WHAT TO WORK ON » Print every line of the records below without changing a thing, but leave the pictures out.

DATASET RECORDS »

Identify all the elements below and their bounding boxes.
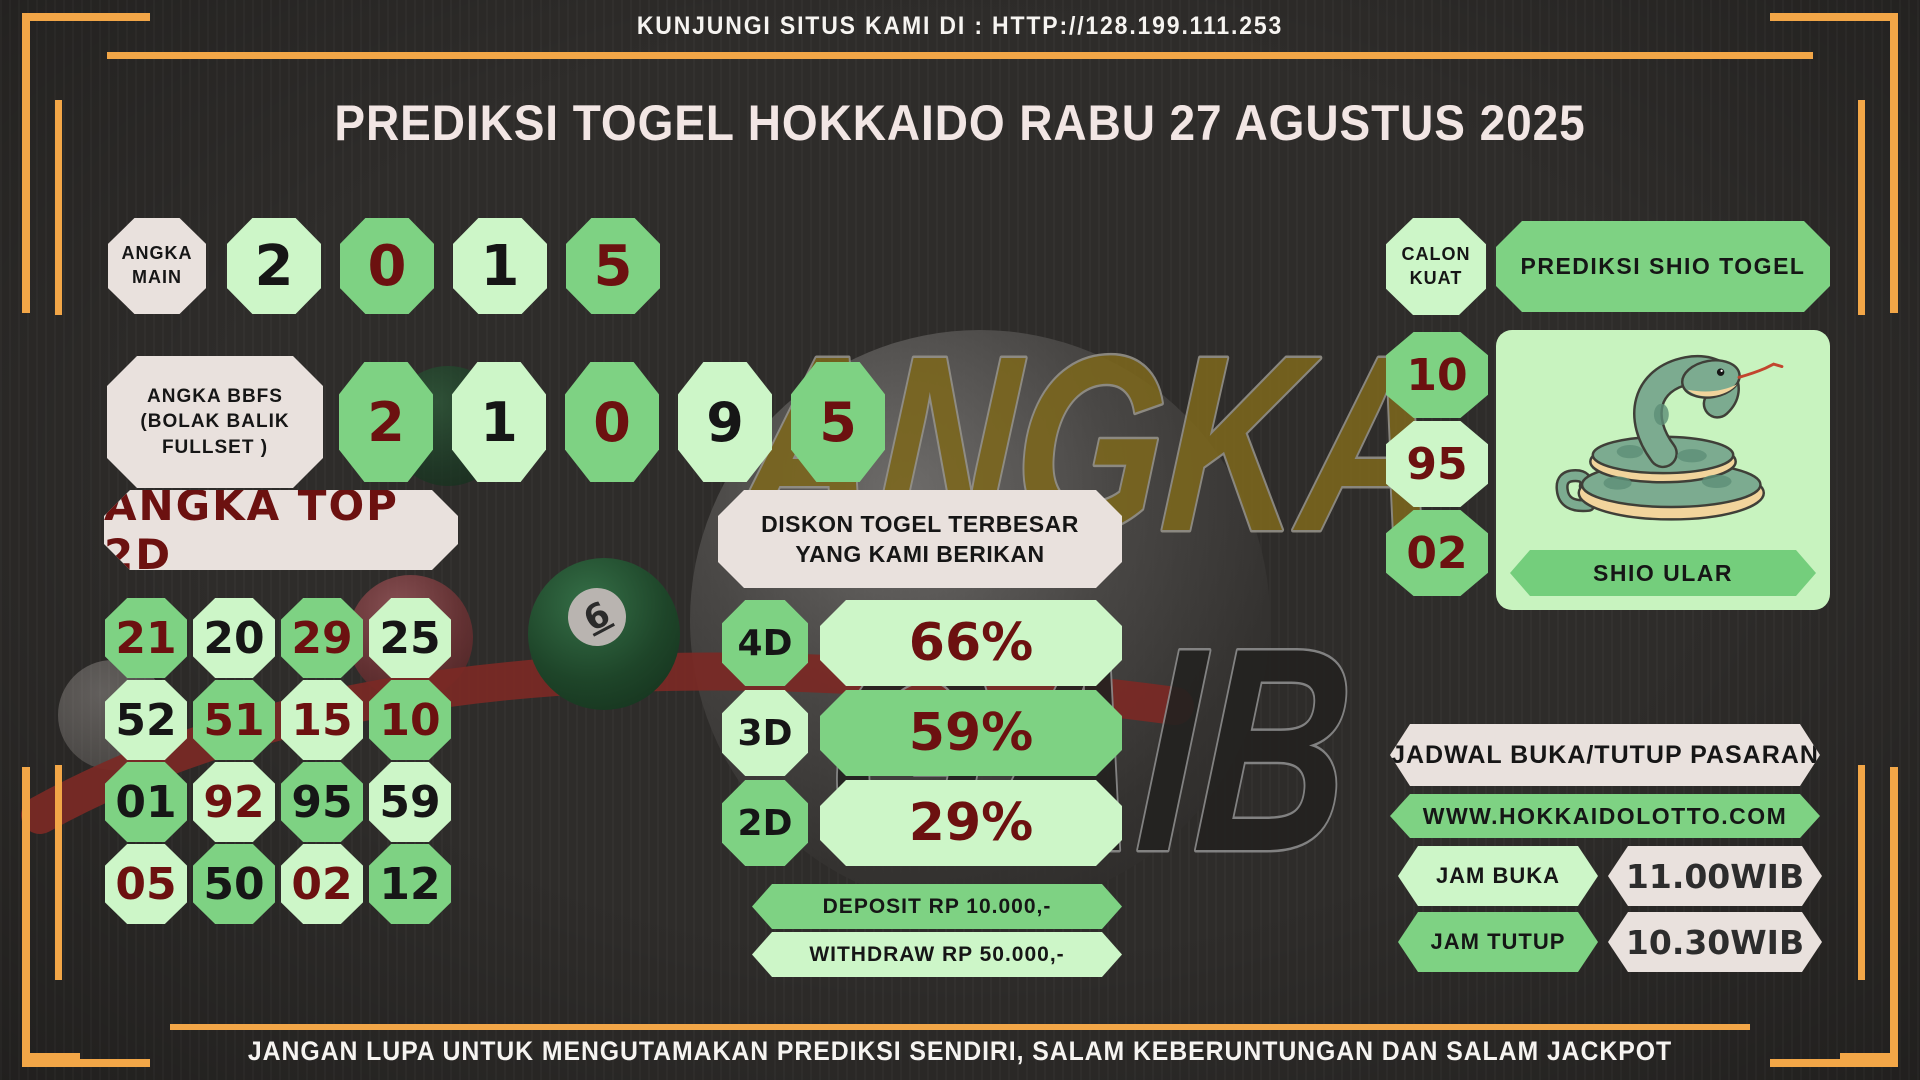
- bbfs-digit: 2: [339, 362, 433, 482]
- jam-buka-label: JAM BUKA: [1398, 846, 1598, 906]
- angka-bbfs-label-line1: ANGKA BBFS: [147, 386, 283, 408]
- website-banner: WWW.HOKKAIDOLOTTO.COM: [1390, 794, 1820, 838]
- shio-number: 95: [1386, 421, 1488, 507]
- jam-tutup-value: 10.30WIB: [1608, 912, 1822, 972]
- angka-main-digit: 5: [566, 218, 660, 314]
- page-title: PREDIKSI TOGEL HOKKAIDO RABU 27 AGUSTUS …: [334, 95, 1586, 151]
- bbfs-digit: 5: [791, 362, 885, 482]
- shio-number: 10: [1386, 332, 1488, 418]
- corner-bracket-br-v: [1890, 767, 1898, 1067]
- top2d-cell: 50: [193, 844, 275, 924]
- snake-illustration: [1555, 354, 1784, 521]
- bbfs-digit: 9: [678, 362, 772, 482]
- corner-bracket-tr-h: [1770, 13, 1898, 21]
- corner-bracket-bl-inner: [55, 765, 62, 980]
- angka-main-label-line2: MAIN: [132, 267, 182, 287]
- diskon-2d-value: 29%: [820, 780, 1122, 866]
- accent-line-top: [107, 52, 1813, 59]
- accent-bar-bottom-right: [1840, 1053, 1898, 1061]
- angka-main-label-line1: ANGKA: [121, 243, 193, 264]
- diskon-title-line2: YANG KAMI BERIKAN: [795, 541, 1045, 567]
- corner-bracket-tl-v: [22, 13, 30, 313]
- angka-top-2d-banner: ANGKA TOP 2D: [104, 490, 458, 570]
- corner-bracket-tl-h: [22, 13, 150, 21]
- jam-buka-value: 11.00WIB: [1608, 846, 1822, 906]
- diskon-2d-label: 2D: [722, 780, 808, 866]
- corner-bracket-tr-inner: [1858, 100, 1865, 315]
- top2d-cell: 10: [369, 680, 451, 760]
- top2d-cell: 20: [193, 598, 275, 678]
- diskon-4d-label: 4D: [722, 600, 808, 686]
- shio-number: 02: [1386, 510, 1488, 596]
- top2d-cell: 92: [193, 762, 275, 842]
- diskon-title-panel: DISKON TOGEL TERBESAR YANG KAMI BERIKAN: [718, 490, 1122, 588]
- top2d-cell: 29: [281, 598, 363, 678]
- footer-text: JANGAN LUPA UNTUK MENGUTAMAKAN PREDIKSI …: [247, 1036, 1673, 1066]
- top2d-cell: 51: [193, 680, 275, 760]
- shio-name-banner: SHIO ULAR: [1510, 550, 1816, 596]
- top-banner-text: KUNJUNGI SITUS KAMI DI : HTTP://128.199.…: [636, 12, 1284, 40]
- diskon-title-line1: DISKON TOGEL TERBESAR: [761, 510, 1079, 537]
- corner-bracket-bl-v: [22, 767, 30, 1067]
- accent-line-bottom: [170, 1024, 1750, 1030]
- angka-main-digit: 1: [453, 218, 547, 314]
- withdraw-banner: WITHDRAW RP 50.000,-: [752, 932, 1122, 977]
- diskon-3d-label: 3D: [722, 690, 808, 776]
- top2d-cell: 02: [281, 844, 363, 924]
- corner-bracket-br-h: [1770, 1059, 1898, 1067]
- calon-kuat-line2: KUAT: [1409, 267, 1463, 288]
- angka-main-digit: 0: [340, 218, 434, 314]
- calon-kuat-label: CALON KUAT: [1386, 218, 1486, 315]
- angka-main-digit: 2: [227, 218, 321, 314]
- top2d-cell: 15: [281, 680, 363, 760]
- top2d-cell: 12: [369, 844, 451, 924]
- deposit-banner: DEPOSIT RP 10.000,-: [752, 884, 1122, 929]
- bbfs-digit: 1: [452, 362, 546, 482]
- diskon-4d-value: 66%: [820, 600, 1122, 686]
- jadwal-title-banner: JADWAL BUKA/TUTUP PASARAN: [1390, 724, 1820, 786]
- angka-bbfs-label-line3: FULLSET ): [161, 436, 269, 458]
- shio-title-banner: PREDIKSI SHIO TOGEL: [1496, 221, 1830, 312]
- top2d-cell: 01: [105, 762, 187, 842]
- jam-tutup-label: JAM TUTUP: [1398, 912, 1598, 972]
- corner-bracket-tr-v: [1890, 13, 1898, 313]
- corner-bracket-tl-inner: [55, 100, 62, 315]
- top2d-cell: 95: [281, 762, 363, 842]
- angka-top-2d-grid: 21 20 29 25 52 51 15 10 01 92 95 59 05 5…: [105, 598, 451, 924]
- corner-bracket-bl-h: [22, 1059, 150, 1067]
- angka-bbfs-label-line2: (BOLAK BALIK: [140, 411, 290, 433]
- diskon-3d-value: 59%: [820, 690, 1122, 776]
- top2d-cell: 21: [105, 598, 187, 678]
- corner-bracket-br-inner: [1858, 765, 1865, 980]
- accent-bar-bottom-left: [22, 1053, 80, 1061]
- top2d-cell: 59: [369, 762, 451, 842]
- top2d-cell: 52: [105, 680, 187, 760]
- top2d-cell: 25: [369, 598, 451, 678]
- calon-kuat-line1: CALON: [1401, 243, 1471, 264]
- angka-main-label: ANGKA MAIN: [108, 218, 206, 314]
- shio-panel: SHIO ULAR: [1496, 330, 1830, 610]
- top2d-cell: 05: [105, 844, 187, 924]
- angka-bbfs-label: ANGKA BBFS (BOLAK BALIK FULLSET ): [107, 356, 323, 488]
- bbfs-digit: 0: [565, 362, 659, 482]
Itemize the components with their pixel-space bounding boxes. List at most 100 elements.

EXERCISE RESPONSE »
Identify all the elements below and their bounding boxes.
- bbfs-digit: 2: [339, 362, 433, 482]
- jam-buka-label: JAM BUKA: [1398, 846, 1598, 906]
- angka-bbfs-label-line1: ANGKA BBFS: [147, 386, 283, 408]
- website-banner: WWW.HOKKAIDOLOTTO.COM: [1390, 794, 1820, 838]
- shio-number: 95: [1386, 421, 1488, 507]
- jam-tutup-value: 10.30WIB: [1608, 912, 1822, 972]
- angka-main-digit: 5: [566, 218, 660, 314]
- page-title: PREDIKSI TOGEL HOKKAIDO RABU 27 AGUSTUS …: [334, 95, 1586, 151]
- bbfs-digit: 5: [791, 362, 885, 482]
- shio-number: 10: [1386, 332, 1488, 418]
- corner-bracket-br-v: [1890, 767, 1898, 1067]
- top2d-cell: 50: [193, 844, 275, 924]
- snake-illustration: [1555, 354, 1784, 521]
- bbfs-digit: 9: [678, 362, 772, 482]
- corner-bracket-tr-h: [1770, 13, 1898, 21]
- corner-bracket-bl-inner: [55, 765, 62, 980]
- angka-main-label-line2: MAIN: [132, 267, 182, 287]
- diskon-2d-value: 29%: [820, 780, 1122, 866]
- accent-line-top: [107, 52, 1813, 59]
- accent-bar-bottom-right: [1840, 1053, 1898, 1061]
- angka-main-label-line1: ANGKA: [121, 243, 193, 264]
- diskon-title-line2: YANG KAMI BERIKAN: [795, 541, 1045, 567]
- corner-bracket-tl-v: [22, 13, 30, 313]
- angka-top-2d-banner: ANGKA TOP 2D: [104, 490, 458, 570]
- corner-bracket-tl-h: [22, 13, 150, 21]
- jam-buka-value: 11.00WIB: [1608, 846, 1822, 906]
- diskon-2d-label: 2D: [722, 780, 808, 866]
- corner-bracket-tr-inner: [1858, 100, 1865, 315]
- top2d-cell: 10: [369, 680, 451, 760]
- top2d-cell: 20: [193, 598, 275, 678]
- diskon-4d-label: 4D: [722, 600, 808, 686]
- shio-number: 02: [1386, 510, 1488, 596]
- top2d-cell: 92: [193, 762, 275, 842]
- diskon-title-panel: DISKON TOGEL TERBESAR YANG KAMI BERIKAN: [718, 490, 1122, 588]
- top2d-cell: 29: [281, 598, 363, 678]
- footer-text: JANGAN LUPA UNTUK MENGUTAMAKAN PREDIKSI …: [247, 1036, 1673, 1066]
- top2d-cell: 51: [193, 680, 275, 760]
- shio-name-banner: SHIO ULAR: [1510, 550, 1816, 596]
- top-banner-text: KUNJUNGI SITUS KAMI DI : HTTP://128.199.…: [636, 12, 1284, 40]
- diskon-title-line1: DISKON TOGEL TERBESAR: [761, 510, 1079, 537]
- corner-bracket-bl-v: [22, 767, 30, 1067]
- accent-line-bottom: [170, 1024, 1750, 1030]
- angka-main-digit: 1: [453, 218, 547, 314]
- withdraw-banner: WITHDRAW RP 50.000,-: [752, 932, 1122, 977]
- diskon-3d-label: 3D: [722, 690, 808, 776]
- top2d-cell: 02: [281, 844, 363, 924]
- corner-bracket-br-h: [1770, 1059, 1898, 1067]
- calon-kuat-line2: KUAT: [1409, 267, 1463, 288]
- angka-main-digit: 0: [340, 218, 434, 314]
- calon-kuat-label: CALON KUAT: [1386, 218, 1486, 315]
- angka-main-digit: 2: [227, 218, 321, 314]
- top2d-cell: 15: [281, 680, 363, 760]
- top2d-cell: 12: [369, 844, 451, 924]
- deposit-banner: DEPOSIT RP 10.000,-: [752, 884, 1122, 929]
- bbfs-digit: 1: [452, 362, 546, 482]
- diskon-4d-value: 66%: [820, 600, 1122, 686]
- jadwal-title-banner: JADWAL BUKA/TUTUP PASARAN: [1390, 724, 1820, 786]
- angka-bbfs-label-line3: FULLSET ): [161, 436, 269, 458]
- shio-title-banner: PREDIKSI SHIO TOGEL: [1496, 221, 1830, 312]
- top2d-cell: 01: [105, 762, 187, 842]
- jam-tutup-label: JAM TUTUP: [1398, 912, 1598, 972]
- corner-bracket-tr-v: [1890, 13, 1898, 313]
- corner-bracket-tl-inner: [55, 100, 62, 315]
- top2d-cell: 95: [281, 762, 363, 842]
- angka-top-2d-grid: 21 20 29 25 52 51 15 10 01 92 95 59 05 5…: [105, 598, 451, 924]
- corner-bracket-bl-h: [22, 1059, 150, 1067]
- angka-bbfs-label-line2: (BOLAK BALIK: [140, 411, 290, 433]
- diskon-3d-value: 59%: [820, 690, 1122, 776]
- top2d-cell: 21: [105, 598, 187, 678]
- corner-bracket-br-inner: [1858, 765, 1865, 980]
- accent-bar-bottom-left: [22, 1053, 80, 1061]
- top2d-cell: 59: [369, 762, 451, 842]
- top2d-cell: 52: [105, 680, 187, 760]
- top2d-cell: 25: [369, 598, 451, 678]
- calon-kuat-line1: CALON: [1401, 243, 1471, 264]
- angka-main-label: ANGKA MAIN: [108, 218, 206, 314]
- shio-panel: SHIO ULAR: [1496, 330, 1830, 610]
- top2d-cell: 05: [105, 844, 187, 924]
- angka-bbfs-label: ANGKA BBFS (BOLAK BALIK FULLSET ): [107, 356, 323, 488]
- bbfs-digit: 0: [565, 362, 659, 482]
Itemize the components with their pixel-space bounding boxes. List at most 100 elements.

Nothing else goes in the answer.